● EXERCISE
Copy every line of the data that includes the string "Alter".

[Records]
▶
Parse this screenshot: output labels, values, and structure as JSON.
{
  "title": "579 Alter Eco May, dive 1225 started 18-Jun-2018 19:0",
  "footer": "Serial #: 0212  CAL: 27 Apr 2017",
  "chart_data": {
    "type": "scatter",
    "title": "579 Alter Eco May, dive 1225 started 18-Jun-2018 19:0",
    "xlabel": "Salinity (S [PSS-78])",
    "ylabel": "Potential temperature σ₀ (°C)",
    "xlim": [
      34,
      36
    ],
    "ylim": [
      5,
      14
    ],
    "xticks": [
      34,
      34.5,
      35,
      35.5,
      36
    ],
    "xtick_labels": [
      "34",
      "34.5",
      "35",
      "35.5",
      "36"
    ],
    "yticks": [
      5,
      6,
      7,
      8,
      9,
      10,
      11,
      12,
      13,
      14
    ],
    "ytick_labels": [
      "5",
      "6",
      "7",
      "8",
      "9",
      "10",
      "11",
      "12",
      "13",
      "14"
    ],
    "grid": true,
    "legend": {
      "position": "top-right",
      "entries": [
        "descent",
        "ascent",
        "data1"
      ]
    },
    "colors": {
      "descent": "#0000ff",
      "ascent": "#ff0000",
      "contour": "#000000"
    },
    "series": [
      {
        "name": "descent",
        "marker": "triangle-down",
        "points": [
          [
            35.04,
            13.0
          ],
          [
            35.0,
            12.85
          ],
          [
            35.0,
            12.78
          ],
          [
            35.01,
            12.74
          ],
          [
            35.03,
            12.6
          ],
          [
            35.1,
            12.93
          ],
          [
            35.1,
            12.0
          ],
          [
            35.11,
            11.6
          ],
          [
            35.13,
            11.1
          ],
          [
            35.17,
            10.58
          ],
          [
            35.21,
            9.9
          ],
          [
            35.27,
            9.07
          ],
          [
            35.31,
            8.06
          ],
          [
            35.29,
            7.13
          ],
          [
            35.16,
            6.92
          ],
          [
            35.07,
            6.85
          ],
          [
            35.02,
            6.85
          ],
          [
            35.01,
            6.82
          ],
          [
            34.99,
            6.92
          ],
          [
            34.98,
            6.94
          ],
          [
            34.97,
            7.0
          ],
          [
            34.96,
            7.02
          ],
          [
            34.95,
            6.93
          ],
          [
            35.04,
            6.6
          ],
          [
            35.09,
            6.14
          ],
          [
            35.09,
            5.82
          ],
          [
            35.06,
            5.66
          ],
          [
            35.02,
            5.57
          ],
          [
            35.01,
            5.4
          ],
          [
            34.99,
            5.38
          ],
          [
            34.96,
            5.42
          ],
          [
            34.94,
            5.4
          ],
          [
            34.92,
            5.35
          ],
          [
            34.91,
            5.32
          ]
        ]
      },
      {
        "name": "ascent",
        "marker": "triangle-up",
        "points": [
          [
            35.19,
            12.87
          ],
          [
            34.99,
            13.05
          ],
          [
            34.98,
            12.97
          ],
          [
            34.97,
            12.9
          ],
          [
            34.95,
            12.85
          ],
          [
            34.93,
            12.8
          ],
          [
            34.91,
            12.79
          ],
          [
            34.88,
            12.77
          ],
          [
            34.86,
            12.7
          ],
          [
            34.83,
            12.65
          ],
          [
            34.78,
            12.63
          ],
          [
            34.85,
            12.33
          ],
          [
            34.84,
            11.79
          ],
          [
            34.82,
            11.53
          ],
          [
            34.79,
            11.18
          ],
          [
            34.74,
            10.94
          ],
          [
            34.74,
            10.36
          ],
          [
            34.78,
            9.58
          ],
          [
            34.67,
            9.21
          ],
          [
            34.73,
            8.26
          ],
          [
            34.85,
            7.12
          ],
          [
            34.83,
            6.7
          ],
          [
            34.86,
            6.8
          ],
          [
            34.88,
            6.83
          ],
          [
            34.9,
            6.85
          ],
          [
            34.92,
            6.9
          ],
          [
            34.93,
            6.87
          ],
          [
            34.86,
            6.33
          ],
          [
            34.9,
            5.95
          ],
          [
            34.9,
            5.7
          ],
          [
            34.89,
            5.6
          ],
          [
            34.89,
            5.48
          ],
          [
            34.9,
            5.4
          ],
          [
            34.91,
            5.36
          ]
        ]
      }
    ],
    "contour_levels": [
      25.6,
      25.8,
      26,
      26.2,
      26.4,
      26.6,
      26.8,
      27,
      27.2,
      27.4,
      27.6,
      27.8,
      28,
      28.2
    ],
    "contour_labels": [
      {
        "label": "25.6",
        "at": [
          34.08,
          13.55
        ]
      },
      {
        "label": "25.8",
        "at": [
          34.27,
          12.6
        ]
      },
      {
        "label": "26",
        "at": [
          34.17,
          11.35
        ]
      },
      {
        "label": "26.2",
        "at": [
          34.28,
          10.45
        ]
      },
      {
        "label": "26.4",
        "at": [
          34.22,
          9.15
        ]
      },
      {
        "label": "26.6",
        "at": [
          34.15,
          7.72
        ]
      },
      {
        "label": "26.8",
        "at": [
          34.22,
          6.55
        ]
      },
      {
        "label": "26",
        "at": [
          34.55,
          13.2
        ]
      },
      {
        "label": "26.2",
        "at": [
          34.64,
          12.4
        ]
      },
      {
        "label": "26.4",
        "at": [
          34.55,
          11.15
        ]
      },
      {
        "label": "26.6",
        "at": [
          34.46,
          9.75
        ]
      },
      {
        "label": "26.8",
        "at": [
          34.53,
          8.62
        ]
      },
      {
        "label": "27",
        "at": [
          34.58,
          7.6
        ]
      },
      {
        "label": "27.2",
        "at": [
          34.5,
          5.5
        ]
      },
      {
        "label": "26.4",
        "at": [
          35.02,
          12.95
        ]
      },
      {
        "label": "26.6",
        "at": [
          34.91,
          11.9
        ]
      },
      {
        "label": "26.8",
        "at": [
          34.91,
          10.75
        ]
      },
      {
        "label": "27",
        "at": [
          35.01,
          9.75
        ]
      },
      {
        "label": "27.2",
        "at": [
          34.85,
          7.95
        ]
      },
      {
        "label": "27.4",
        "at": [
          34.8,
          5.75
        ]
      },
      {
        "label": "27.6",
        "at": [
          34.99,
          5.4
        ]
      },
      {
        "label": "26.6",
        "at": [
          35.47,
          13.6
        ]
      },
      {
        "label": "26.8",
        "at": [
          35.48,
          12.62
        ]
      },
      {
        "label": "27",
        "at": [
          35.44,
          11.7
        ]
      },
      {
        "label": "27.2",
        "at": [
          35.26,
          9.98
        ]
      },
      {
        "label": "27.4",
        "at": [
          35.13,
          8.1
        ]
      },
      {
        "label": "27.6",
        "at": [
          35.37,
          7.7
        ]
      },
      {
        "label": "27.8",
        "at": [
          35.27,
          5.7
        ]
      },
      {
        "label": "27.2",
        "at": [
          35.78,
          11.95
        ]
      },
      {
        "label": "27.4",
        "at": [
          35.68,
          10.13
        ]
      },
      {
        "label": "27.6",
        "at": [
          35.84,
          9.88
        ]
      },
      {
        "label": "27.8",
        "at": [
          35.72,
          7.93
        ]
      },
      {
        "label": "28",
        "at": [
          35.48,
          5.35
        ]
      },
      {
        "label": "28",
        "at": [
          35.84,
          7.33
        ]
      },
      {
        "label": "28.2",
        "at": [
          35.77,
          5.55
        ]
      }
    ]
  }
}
◀
● ANSWER TO THIS EXERCISE
  "title": "579 Alter Eco May, dive 1225 started 18-Jun-2018 19:0",
    "title": "579 Alter Eco May, dive 1225 started 18-Jun-2018 19:0",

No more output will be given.